[Start Listed records]
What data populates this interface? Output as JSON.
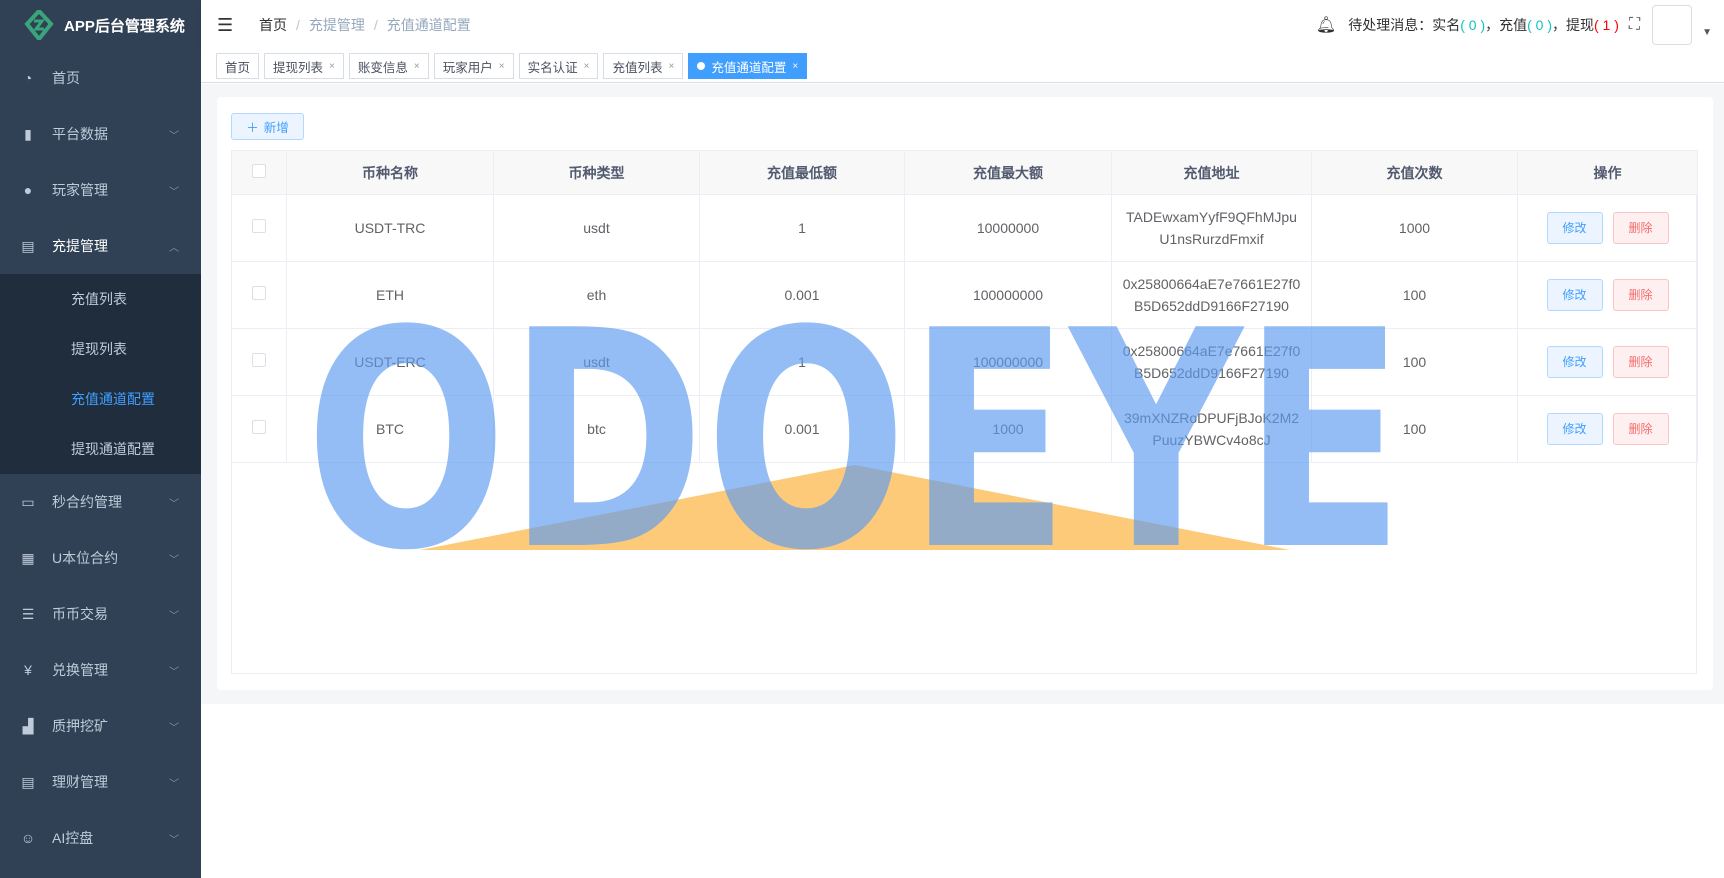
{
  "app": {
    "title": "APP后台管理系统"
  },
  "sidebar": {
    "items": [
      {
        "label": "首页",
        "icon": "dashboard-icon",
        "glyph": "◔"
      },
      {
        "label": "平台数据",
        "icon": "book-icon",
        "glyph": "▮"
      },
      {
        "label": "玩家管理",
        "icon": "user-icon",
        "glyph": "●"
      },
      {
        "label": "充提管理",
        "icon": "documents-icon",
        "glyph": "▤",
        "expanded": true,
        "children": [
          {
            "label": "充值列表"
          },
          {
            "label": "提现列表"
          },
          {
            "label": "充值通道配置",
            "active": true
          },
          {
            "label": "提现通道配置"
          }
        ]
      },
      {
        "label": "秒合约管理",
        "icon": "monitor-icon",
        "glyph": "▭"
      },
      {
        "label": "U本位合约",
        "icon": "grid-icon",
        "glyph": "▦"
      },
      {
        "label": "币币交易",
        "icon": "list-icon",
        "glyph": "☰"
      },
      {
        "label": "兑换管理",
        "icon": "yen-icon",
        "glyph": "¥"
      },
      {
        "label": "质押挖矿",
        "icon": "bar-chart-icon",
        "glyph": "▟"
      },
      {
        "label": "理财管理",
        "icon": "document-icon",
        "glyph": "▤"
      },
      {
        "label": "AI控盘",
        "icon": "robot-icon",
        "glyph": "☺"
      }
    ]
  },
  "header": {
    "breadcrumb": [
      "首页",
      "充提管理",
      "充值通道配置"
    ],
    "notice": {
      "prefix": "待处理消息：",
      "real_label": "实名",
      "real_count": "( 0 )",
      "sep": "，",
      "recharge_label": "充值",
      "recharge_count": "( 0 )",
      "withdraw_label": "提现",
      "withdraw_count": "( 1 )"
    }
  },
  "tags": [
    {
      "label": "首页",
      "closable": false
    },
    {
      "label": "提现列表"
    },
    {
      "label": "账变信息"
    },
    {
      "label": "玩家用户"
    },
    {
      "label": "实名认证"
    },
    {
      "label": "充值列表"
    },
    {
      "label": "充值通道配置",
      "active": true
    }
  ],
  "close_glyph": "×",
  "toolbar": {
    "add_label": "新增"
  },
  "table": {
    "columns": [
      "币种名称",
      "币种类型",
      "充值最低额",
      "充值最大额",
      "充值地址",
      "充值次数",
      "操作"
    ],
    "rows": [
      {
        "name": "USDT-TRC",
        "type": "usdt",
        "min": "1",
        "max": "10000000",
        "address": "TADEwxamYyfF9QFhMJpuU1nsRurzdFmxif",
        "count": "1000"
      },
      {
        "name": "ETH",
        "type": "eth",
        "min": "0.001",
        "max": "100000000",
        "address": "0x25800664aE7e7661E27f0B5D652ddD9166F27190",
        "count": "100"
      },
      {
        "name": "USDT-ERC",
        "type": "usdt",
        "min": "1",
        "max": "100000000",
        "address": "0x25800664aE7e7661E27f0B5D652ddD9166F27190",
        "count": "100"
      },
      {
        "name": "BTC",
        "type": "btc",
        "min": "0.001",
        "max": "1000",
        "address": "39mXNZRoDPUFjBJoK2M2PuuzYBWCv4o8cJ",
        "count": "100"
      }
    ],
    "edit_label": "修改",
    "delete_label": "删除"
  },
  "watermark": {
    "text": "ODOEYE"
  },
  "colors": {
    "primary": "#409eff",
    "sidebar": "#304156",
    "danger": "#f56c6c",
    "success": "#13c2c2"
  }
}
[End Listed records]
### Aim of the task
Will you restate every entry word for word and omit the images?

### Solution below
What data populates this interface? Output as JSON.
{
  "app": {
    "title": "APP后台管理系统"
  },
  "sidebar": {
    "items": [
      {
        "label": "首页",
        "icon": "dashboard-icon",
        "glyph": "◔"
      },
      {
        "label": "平台数据",
        "icon": "book-icon",
        "glyph": "▮"
      },
      {
        "label": "玩家管理",
        "icon": "user-icon",
        "glyph": "●"
      },
      {
        "label": "充提管理",
        "icon": "documents-icon",
        "glyph": "▤",
        "expanded": true,
        "children": [
          {
            "label": "充值列表"
          },
          {
            "label": "提现列表"
          },
          {
            "label": "充值通道配置",
            "active": true
          },
          {
            "label": "提现通道配置"
          }
        ]
      },
      {
        "label": "秒合约管理",
        "icon": "monitor-icon",
        "glyph": "▭"
      },
      {
        "label": "U本位合约",
        "icon": "grid-icon",
        "glyph": "▦"
      },
      {
        "label": "币币交易",
        "icon": "list-icon",
        "glyph": "☰"
      },
      {
        "label": "兑换管理",
        "icon": "yen-icon",
        "glyph": "¥"
      },
      {
        "label": "质押挖矿",
        "icon": "bar-chart-icon",
        "glyph": "▟"
      },
      {
        "label": "理财管理",
        "icon": "document-icon",
        "glyph": "▤"
      },
      {
        "label": "AI控盘",
        "icon": "robot-icon",
        "glyph": "☺"
      }
    ]
  },
  "header": {
    "breadcrumb": [
      "首页",
      "充提管理",
      "充值通道配置"
    ],
    "notice": {
      "prefix": "待处理消息：",
      "real_label": "实名",
      "real_count": "( 0 )",
      "sep": "，",
      "recharge_label": "充值",
      "recharge_count": "( 0 )",
      "withdraw_label": "提现",
      "withdraw_count": "( 1 )"
    }
  },
  "tags": [
    {
      "label": "首页",
      "closable": false
    },
    {
      "label": "提现列表"
    },
    {
      "label": "账变信息"
    },
    {
      "label": "玩家用户"
    },
    {
      "label": "实名认证"
    },
    {
      "label": "充值列表"
    },
    {
      "label": "充值通道配置",
      "active": true
    }
  ],
  "close_glyph": "×",
  "toolbar": {
    "add_label": "新增"
  },
  "table": {
    "columns": [
      "币种名称",
      "币种类型",
      "充值最低额",
      "充值最大额",
      "充值地址",
      "充值次数",
      "操作"
    ],
    "rows": [
      {
        "name": "USDT-TRC",
        "type": "usdt",
        "min": "1",
        "max": "10000000",
        "address": "TADEwxamYyfF9QFhMJpuU1nsRurzdFmxif",
        "count": "1000"
      },
      {
        "name": "ETH",
        "type": "eth",
        "min": "0.001",
        "max": "100000000",
        "address": "0x25800664aE7e7661E27f0B5D652ddD9166F27190",
        "count": "100"
      },
      {
        "name": "USDT-ERC",
        "type": "usdt",
        "min": "1",
        "max": "100000000",
        "address": "0x25800664aE7e7661E27f0B5D652ddD9166F27190",
        "count": "100"
      },
      {
        "name": "BTC",
        "type": "btc",
        "min": "0.001",
        "max": "1000",
        "address": "39mXNZRoDPUFjBJoK2M2PuuzYBWCv4o8cJ",
        "count": "100"
      }
    ],
    "edit_label": "修改",
    "delete_label": "删除"
  },
  "watermark": {
    "text": "ODOEYE"
  },
  "colors": {
    "primary": "#409eff",
    "sidebar": "#304156",
    "danger": "#f56c6c",
    "success": "#13c2c2"
  }
}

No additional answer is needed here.